"""

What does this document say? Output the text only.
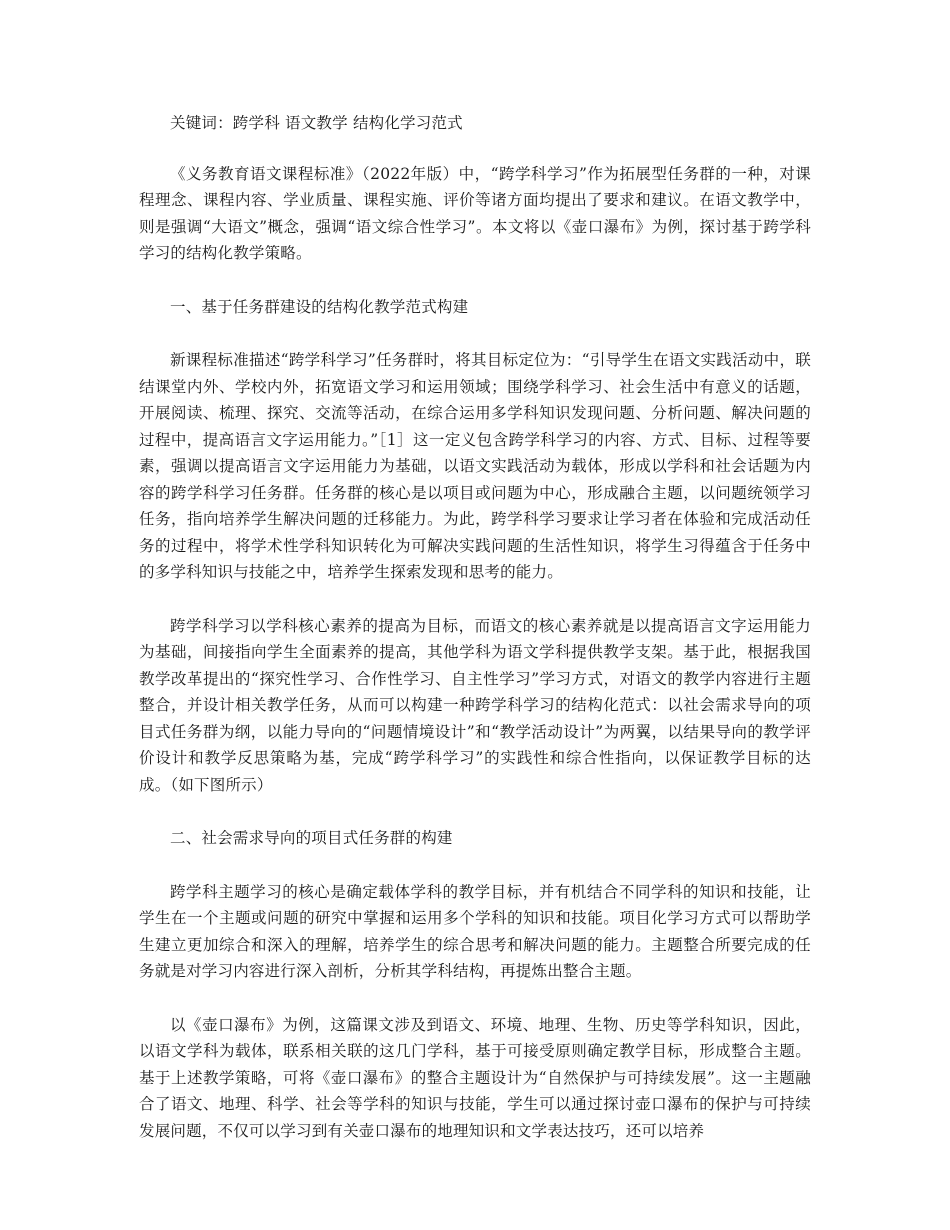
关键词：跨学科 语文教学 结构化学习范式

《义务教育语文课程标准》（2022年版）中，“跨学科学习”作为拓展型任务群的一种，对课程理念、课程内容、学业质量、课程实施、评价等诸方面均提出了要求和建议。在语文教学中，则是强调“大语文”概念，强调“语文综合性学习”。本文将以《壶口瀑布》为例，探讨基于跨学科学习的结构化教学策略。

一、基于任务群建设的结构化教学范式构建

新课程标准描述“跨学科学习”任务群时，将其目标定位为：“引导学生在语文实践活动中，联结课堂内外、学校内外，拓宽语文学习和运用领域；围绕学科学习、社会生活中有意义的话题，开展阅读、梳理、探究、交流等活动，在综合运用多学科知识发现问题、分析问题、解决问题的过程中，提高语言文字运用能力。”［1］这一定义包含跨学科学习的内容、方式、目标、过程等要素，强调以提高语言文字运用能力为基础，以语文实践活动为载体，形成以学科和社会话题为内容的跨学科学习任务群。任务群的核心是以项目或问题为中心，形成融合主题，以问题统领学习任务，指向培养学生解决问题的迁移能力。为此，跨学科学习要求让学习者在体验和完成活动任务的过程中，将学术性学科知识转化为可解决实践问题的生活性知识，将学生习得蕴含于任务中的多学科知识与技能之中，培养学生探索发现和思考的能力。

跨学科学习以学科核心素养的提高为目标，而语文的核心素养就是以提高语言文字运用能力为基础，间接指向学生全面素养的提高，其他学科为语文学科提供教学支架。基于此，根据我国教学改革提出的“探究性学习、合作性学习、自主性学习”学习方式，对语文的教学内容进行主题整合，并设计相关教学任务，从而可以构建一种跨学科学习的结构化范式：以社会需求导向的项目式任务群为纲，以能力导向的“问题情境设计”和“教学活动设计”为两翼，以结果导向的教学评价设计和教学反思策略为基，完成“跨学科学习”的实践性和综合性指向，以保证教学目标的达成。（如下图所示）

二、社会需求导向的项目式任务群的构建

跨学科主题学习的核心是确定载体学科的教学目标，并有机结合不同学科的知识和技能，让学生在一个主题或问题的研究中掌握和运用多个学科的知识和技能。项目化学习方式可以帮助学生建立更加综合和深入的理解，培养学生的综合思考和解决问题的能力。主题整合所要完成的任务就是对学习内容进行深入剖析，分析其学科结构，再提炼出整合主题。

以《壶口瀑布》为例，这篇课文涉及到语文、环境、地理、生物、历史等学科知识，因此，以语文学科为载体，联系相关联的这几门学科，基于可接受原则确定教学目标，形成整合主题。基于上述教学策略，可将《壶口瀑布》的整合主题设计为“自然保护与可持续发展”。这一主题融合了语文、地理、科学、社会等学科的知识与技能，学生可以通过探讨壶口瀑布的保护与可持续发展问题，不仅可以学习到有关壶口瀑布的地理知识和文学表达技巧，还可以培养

"""

Problem statement:
Restate the whole listing above exactly, except for its images.

Task output:
What does this document say? Output the text only.
关键词：跨学科 语文教学 结构化学习范式

《义务教育语文课程标准》（2022年版）中，“跨学科学习”作为拓展型任务群的一种，对课程理念、课程内容、学业质量、课程实施、评价等诸方面均提出了要求和建议。在语文教学中，则是强调“大语文”概念，强调“语文综合性学习”。本文将以《壶口瀑布》为例，探讨基于跨学科学习的结构化教学策略。

一、基于任务群建设的结构化教学范式构建

新课程标准描述“跨学科学习”任务群时，将其目标定位为：“引导学生在语文实践活动中，联结课堂内外、学校内外，拓宽语文学习和运用领域；围绕学科学习、社会生活中有意义的话题，开展阅读、梳理、探究、交流等活动，在综合运用多学科知识发现问题、分析问题、解决问题的过程中，提高语言文字运用能力。”［1］这一定义包含跨学科学习的内容、方式、目标、过程等要素，强调以提高语言文字运用能力为基础，以语文实践活动为载体，形成以学科和社会话题为内容的跨学科学习任务群。任务群的核心是以项目或问题为中心，形成融合主题，以问题统领学习任务，指向培养学生解决问题的迁移能力。为此，跨学科学习要求让学习者在体验和完成活动任务的过程中，将学术性学科知识转化为可解决实践问题的生活性知识，将学生习得蕴含于任务中的多学科知识与技能之中，培养学生探索发现和思考的能力。

跨学科学习以学科核心素养的提高为目标，而语文的核心素养就是以提高语言文字运用能力为基础，间接指向学生全面素养的提高，其他学科为语文学科提供教学支架。基于此，根据我国教学改革提出的“探究性学习、合作性学习、自主性学习”学习方式，对语文的教学内容进行主题整合，并设计相关教学任务，从而可以构建一种跨学科学习的结构化范式：以社会需求导向的项目式任务群为纲，以能力导向的“问题情境设计”和“教学活动设计”为两翼，以结果导向的教学评价设计和教学反思策略为基，完成“跨学科学习”的实践性和综合性指向，以保证教学目标的达成。（如下图所示）

二、社会需求导向的项目式任务群的构建

跨学科主题学习的核心是确定载体学科的教学目标，并有机结合不同学科的知识和技能，让学生在一个主题或问题的研究中掌握和运用多个学科的知识和技能。项目化学习方式可以帮助学生建立更加综合和深入的理解，培养学生的综合思考和解决问题的能力。主题整合所要完成的任务就是对学习内容进行深入剖析，分析其学科结构，再提炼出整合主题。

以《壶口瀑布》为例，这篇课文涉及到语文、环境、地理、生物、历史等学科知识，因此，以语文学科为载体，联系相关联的这几门学科，基于可接受原则确定教学目标，形成整合主题。基于上述教学策略，可将《壶口瀑布》的整合主题设计为“自然保护与可持续发展”。这一主题融合了语文、地理、科学、社会等学科的知识与技能，学生可以通过探讨壶口瀑布的保护与可持续发展问题，不仅可以学习到有关壶口瀑布的地理知识和文学表达技巧，还可以培养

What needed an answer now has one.